● REQUIREMENTS: Your answer should be a single number: the count of lines holding the word "text".

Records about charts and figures
....
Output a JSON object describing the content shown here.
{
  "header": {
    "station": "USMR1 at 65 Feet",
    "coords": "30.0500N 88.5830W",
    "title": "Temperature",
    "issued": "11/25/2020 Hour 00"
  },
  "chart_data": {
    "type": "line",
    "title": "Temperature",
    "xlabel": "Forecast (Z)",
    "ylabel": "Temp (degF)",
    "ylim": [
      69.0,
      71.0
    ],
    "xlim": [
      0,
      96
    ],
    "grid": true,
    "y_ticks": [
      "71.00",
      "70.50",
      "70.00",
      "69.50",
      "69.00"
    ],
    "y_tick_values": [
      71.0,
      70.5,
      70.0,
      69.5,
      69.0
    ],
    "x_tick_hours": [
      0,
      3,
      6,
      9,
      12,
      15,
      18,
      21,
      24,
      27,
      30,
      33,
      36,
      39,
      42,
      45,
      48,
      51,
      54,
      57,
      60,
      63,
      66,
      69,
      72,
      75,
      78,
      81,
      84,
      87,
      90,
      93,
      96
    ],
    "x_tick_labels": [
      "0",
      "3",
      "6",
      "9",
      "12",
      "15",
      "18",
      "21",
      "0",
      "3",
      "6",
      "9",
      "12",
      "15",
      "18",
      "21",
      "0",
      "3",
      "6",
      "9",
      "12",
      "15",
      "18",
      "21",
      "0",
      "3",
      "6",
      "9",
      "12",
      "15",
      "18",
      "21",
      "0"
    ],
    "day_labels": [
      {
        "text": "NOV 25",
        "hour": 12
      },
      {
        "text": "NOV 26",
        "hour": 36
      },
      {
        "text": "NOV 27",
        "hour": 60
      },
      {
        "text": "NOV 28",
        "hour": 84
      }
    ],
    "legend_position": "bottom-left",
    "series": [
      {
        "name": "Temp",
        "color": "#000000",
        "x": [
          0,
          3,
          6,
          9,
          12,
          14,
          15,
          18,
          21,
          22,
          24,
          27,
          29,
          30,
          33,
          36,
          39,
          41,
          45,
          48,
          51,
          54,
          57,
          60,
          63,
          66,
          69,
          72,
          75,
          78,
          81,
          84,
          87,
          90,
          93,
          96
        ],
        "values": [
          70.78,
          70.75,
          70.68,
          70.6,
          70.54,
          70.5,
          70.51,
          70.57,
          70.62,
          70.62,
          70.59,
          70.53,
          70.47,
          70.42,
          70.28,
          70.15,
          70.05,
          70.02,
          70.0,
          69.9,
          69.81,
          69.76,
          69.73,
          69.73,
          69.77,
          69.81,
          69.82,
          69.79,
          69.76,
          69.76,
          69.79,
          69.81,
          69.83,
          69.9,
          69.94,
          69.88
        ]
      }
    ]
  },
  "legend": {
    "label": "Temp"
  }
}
....
● EXPECTED OUTPUT: 4